- [WRITTEN TASK]: Print every entry, word for word, and skip the images.

———

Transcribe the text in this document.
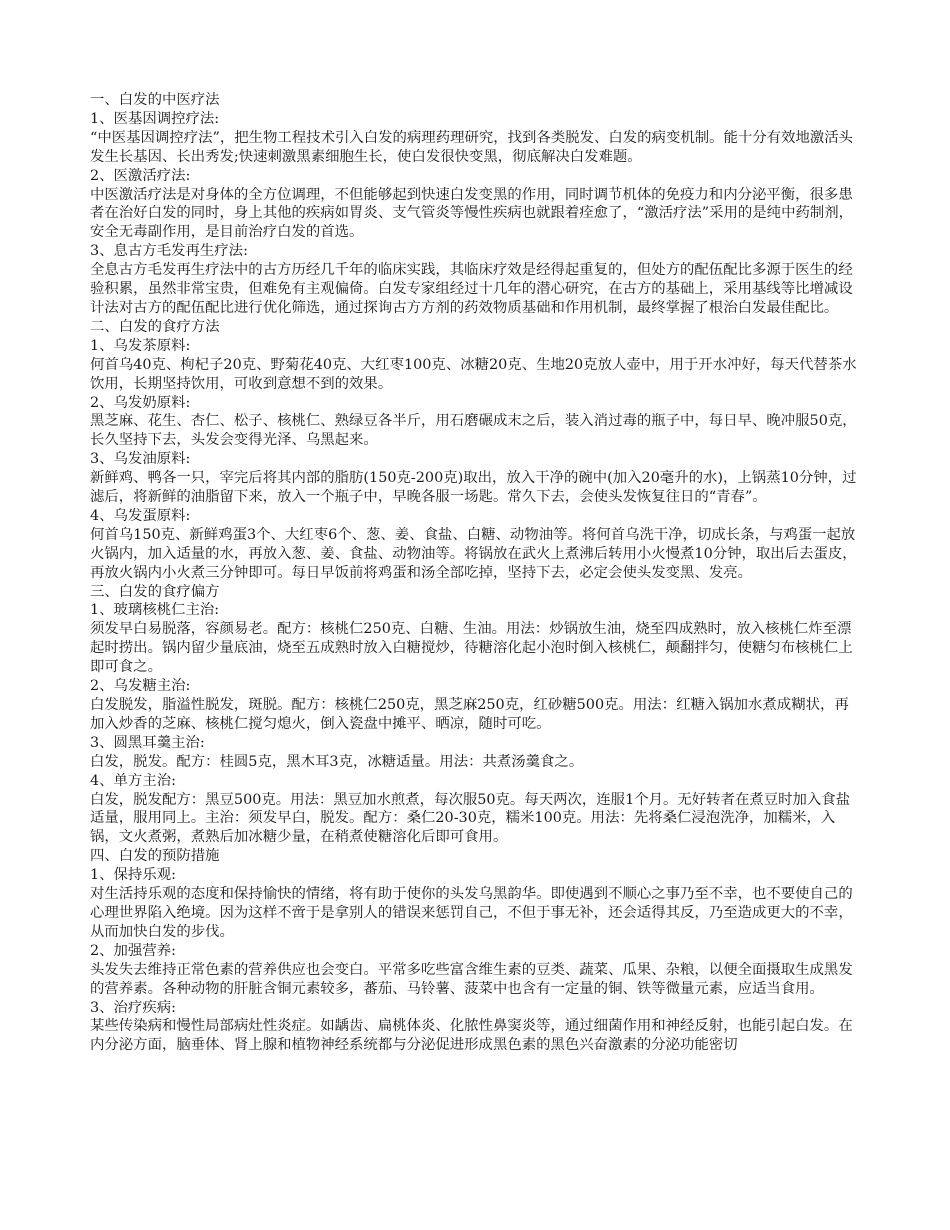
一、白发的中医疗法

1、医基因调控疗法:

“中医基因调控疗法”，把生物工程技术引入白发的病理药理研究，找到各类脱发、白发的病变机制。能十分有效地激活头发生长基因、长出秀发;快速刺激黑素细胞生长，使白发很快变黑，彻底解决白发难题。

2、医激活疗法:

中医激活疗法是对身体的全方位调理，不但能够起到快速白发变黑的作用，同时调节机体的免疫力和内分泌平衡，很多患者在治好白发的同时，身上其他的疾病如胃炎、支气管炎等慢性疾病也就跟着痊愈了，“激活疗法”采用的是纯中药制剂，安全无毒副作用，是目前治疗白发的首选。

3、息古方毛发再生疗法:

全息古方毛发再生疗法中的古方历经几千年的临床实践，其临床疗效是经得起重复的，但处方的配伍配比多源于医生的经验积累，虽然非常宝贵，但难免有主观偏倚。白发专家组经过十几年的潜心研究，在古方的基础上，采用基线等比增减设计法对古方的配伍配比进行优化筛选，通过探询古方方剂的药效物质基础和作用机制，最终掌握了根治白发最佳配比。

二、白发的食疗方法

1、乌发茶原料:

何首乌40克、枸杞子20克、野菊花40克、大红枣100克、冰糖20克、生地20克放人壶中，用于开水冲好，每天代替茶水饮用，长期坚持饮用，可收到意想不到的效果。

2、乌发奶原料:

黑芝麻、花生、杏仁、松子、核桃仁、熟绿豆各半斤，用石磨碾成末之后，装入消过毒的瓶子中，每日早、晚冲服50克，长久坚持下去，头发会变得光泽、乌黑起来。

3、乌发油原料:

新鲜鸡、鸭各一只，宰完后将其内部的脂肪(150克-200克)取出，放入干净的碗中(加入20毫升的水)，上锅蒸10分钟，过滤后，将新鲜的油脂留下来，放入一个瓶子中，早晚各服一场匙。常久下去，会使头发恢复往日的“青春”。

4、乌发蛋原料:

何首乌150克、新鲜鸡蛋3个、大红枣6个、葱、姜、食盐、白糖、动物油等。将何首乌洗干净，切成长条，与鸡蛋一起放火锅内，加入适量的水，再放入葱、姜、食盐、动物油等。将锅放在武火上煮沸后转用小火慢煮10分钟，取出后去蛋皮，再放火锅内小火煮三分钟即可。每日早饭前将鸡蛋和汤全部吃掉，坚持下去，必定会使头发变黑、发亮。

三、白发的食疗偏方

1、玻璃核桃仁主治:

须发早白易脱落，容颜易老。配方：核桃仁250克、白糖、生油。用法：炒锅放生油，烧至四成熟时，放入核桃仁炸至漂起时捞出。锅内留少量底油，烧至五成熟时放入白糖搅炒，待糖溶化起小泡时倒入核桃仁，颠翻拌匀，使糖匀布核桃仁上即可食之。

2、乌发糖主治:

白发脱发，脂溢性脱发，斑脱。配方：核桃仁250克，黑芝麻250克，红砂糖500克。用法：红糖入锅加水煮成糊状，再加入炒香的芝麻、核桃仁搅匀熄火，倒入瓷盘中摊平、晒凉，随时可吃。

3、圆黑耳羹主治:

白发，脱发。配方：桂圆5克，黑木耳3克，冰糖适量。用法：共煮汤羹食之。

4、单方主治:

白发，脱发配方：黑豆500克。用法：黑豆加水煎煮，每次服50克。每天两次，连服1个月。无好转者在煮豆时加入食盐适量，服用同上。主治：须发早白，脱发。配方：桑仁20-30克，糯米100克。用法：先将桑仁浸泡洗净，加糯米，入锅，文火煮粥，煮熟后加冰糖少量，在稍煮使糖溶化后即可食用。

四、白发的预防措施

1、保持乐观:

对生活持乐观的态度和保持愉快的情绪，将有助于使你的头发乌黑韵华。即使遇到不顺心之事乃至不幸，也不要使自己的心理世界陷入绝境。因为这样不啻于是拿别人的错误来惩罚自己，不但于事无补，还会适得其反，乃至造成更大的不幸，从而加快白发的步伐。

2、加强营养:

头发失去维持正常色素的营养供应也会变白。平常多吃些富含维生素的豆类、蔬菜、瓜果、杂粮，以便全面摄取生成黑发的营养素。各种动物的肝脏含铜元素较多，蕃茄、马铃薯、菠菜中也含有一定量的铜、铁等微量元素，应适当食用。

3、治疗疾病:

某些传染病和慢性局部病灶性炎症。如龋齿、扁桃体炎、化脓性鼻窦炎等，通过细菌作用和神经反射，也能引起白发。在内分泌方面，脑垂体、肾上腺和植物神经系统都与分泌促进形成黑色素的黑色兴奋激素的分泌功能密切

———

- [RESPONSE]:
Transcribe the text in this document.
一、白发的中医疗法

1、医基因调控疗法:

“中医基因调控疗法”，把生物工程技术引入白发的病理药理研究，找到各类脱发、白发的病变机制。能十分有效地激活头发生长基因、长出秀发;快速刺激黑素细胞生长，使白发很快变黑，彻底解决白发难题。

2、医激活疗法:

中医激活疗法是对身体的全方位调理，不但能够起到快速白发变黑的作用，同时调节机体的免疫力和内分泌平衡，很多患者在治好白发的同时，身上其他的疾病如胃炎、支气管炎等慢性疾病也就跟着痊愈了，“激活疗法”采用的是纯中药制剂，安全无毒副作用，是目前治疗白发的首选。

3、息古方毛发再生疗法:

全息古方毛发再生疗法中的古方历经几千年的临床实践，其临床疗效是经得起重复的，但处方的配伍配比多源于医生的经验积累，虽然非常宝贵，但难免有主观偏倚。白发专家组经过十几年的潜心研究，在古方的基础上，采用基线等比增减设计法对古方的配伍配比进行优化筛选，通过探询古方方剂的药效物质基础和作用机制，最终掌握了根治白发最佳配比。

二、白发的食疗方法

1、乌发茶原料:

何首乌40克、枸杞子20克、野菊花40克、大红枣100克、冰糖20克、生地20克放人壶中，用于开水冲好，每天代替茶水饮用，长期坚持饮用，可收到意想不到的效果。

2、乌发奶原料:

黑芝麻、花生、杏仁、松子、核桃仁、熟绿豆各半斤，用石磨碾成末之后，装入消过毒的瓶子中，每日早、晚冲服50克，长久坚持下去，头发会变得光泽、乌黑起来。

3、乌发油原料:

新鲜鸡、鸭各一只，宰完后将其内部的脂肪(150克-200克)取出，放入干净的碗中(加入20毫升的水)，上锅蒸10分钟，过滤后，将新鲜的油脂留下来，放入一个瓶子中，早晚各服一场匙。常久下去，会使头发恢复往日的“青春”。

4、乌发蛋原料:

何首乌150克、新鲜鸡蛋3个、大红枣6个、葱、姜、食盐、白糖、动物油等。将何首乌洗干净，切成长条，与鸡蛋一起放火锅内，加入适量的水，再放入葱、姜、食盐、动物油等。将锅放在武火上煮沸后转用小火慢煮10分钟，取出后去蛋皮，再放火锅内小火煮三分钟即可。每日早饭前将鸡蛋和汤全部吃掉，坚持下去，必定会使头发变黑、发亮。

三、白发的食疗偏方

1、玻璃核桃仁主治:

须发早白易脱落，容颜易老。配方：核桃仁250克、白糖、生油。用法：炒锅放生油，烧至四成熟时，放入核桃仁炸至漂起时捞出。锅内留少量底油，烧至五成熟时放入白糖搅炒，待糖溶化起小泡时倒入核桃仁，颠翻拌匀，使糖匀布核桃仁上即可食之。

2、乌发糖主治:

白发脱发，脂溢性脱发，斑脱。配方：核桃仁250克，黑芝麻250克，红砂糖500克。用法：红糖入锅加水煮成糊状，再加入炒香的芝麻、核桃仁搅匀熄火，倒入瓷盘中摊平、晒凉，随时可吃。

3、圆黑耳羹主治:

白发，脱发。配方：桂圆5克，黑木耳3克，冰糖适量。用法：共煮汤羹食之。

4、单方主治:

白发，脱发配方：黑豆500克。用法：黑豆加水煎煮，每次服50克。每天两次，连服1个月。无好转者在煮豆时加入食盐适量，服用同上。主治：须发早白，脱发。配方：桑仁20-30克，糯米100克。用法：先将桑仁浸泡洗净，加糯米，入锅，文火煮粥，煮熟后加冰糖少量，在稍煮使糖溶化后即可食用。

四、白发的预防措施

1、保持乐观:

对生活持乐观的态度和保持愉快的情绪，将有助于使你的头发乌黑韵华。即使遇到不顺心之事乃至不幸，也不要使自己的心理世界陷入绝境。因为这样不啻于是拿别人的错误来惩罚自己，不但于事无补，还会适得其反，乃至造成更大的不幸，从而加快白发的步伐。

2、加强营养:

头发失去维持正常色素的营养供应也会变白。平常多吃些富含维生素的豆类、蔬菜、瓜果、杂粮，以便全面摄取生成黑发的营养素。各种动物的肝脏含铜元素较多，蕃茄、马铃薯、菠菜中也含有一定量的铜、铁等微量元素，应适当食用。

3、治疗疾病:

某些传染病和慢性局部病灶性炎症。如龋齿、扁桃体炎、化脓性鼻窦炎等，通过细菌作用和神经反射，也能引起白发。在内分泌方面，脑垂体、肾上腺和植物神经系统都与分泌促进形成黑色素的黑色兴奋激素的分泌功能密切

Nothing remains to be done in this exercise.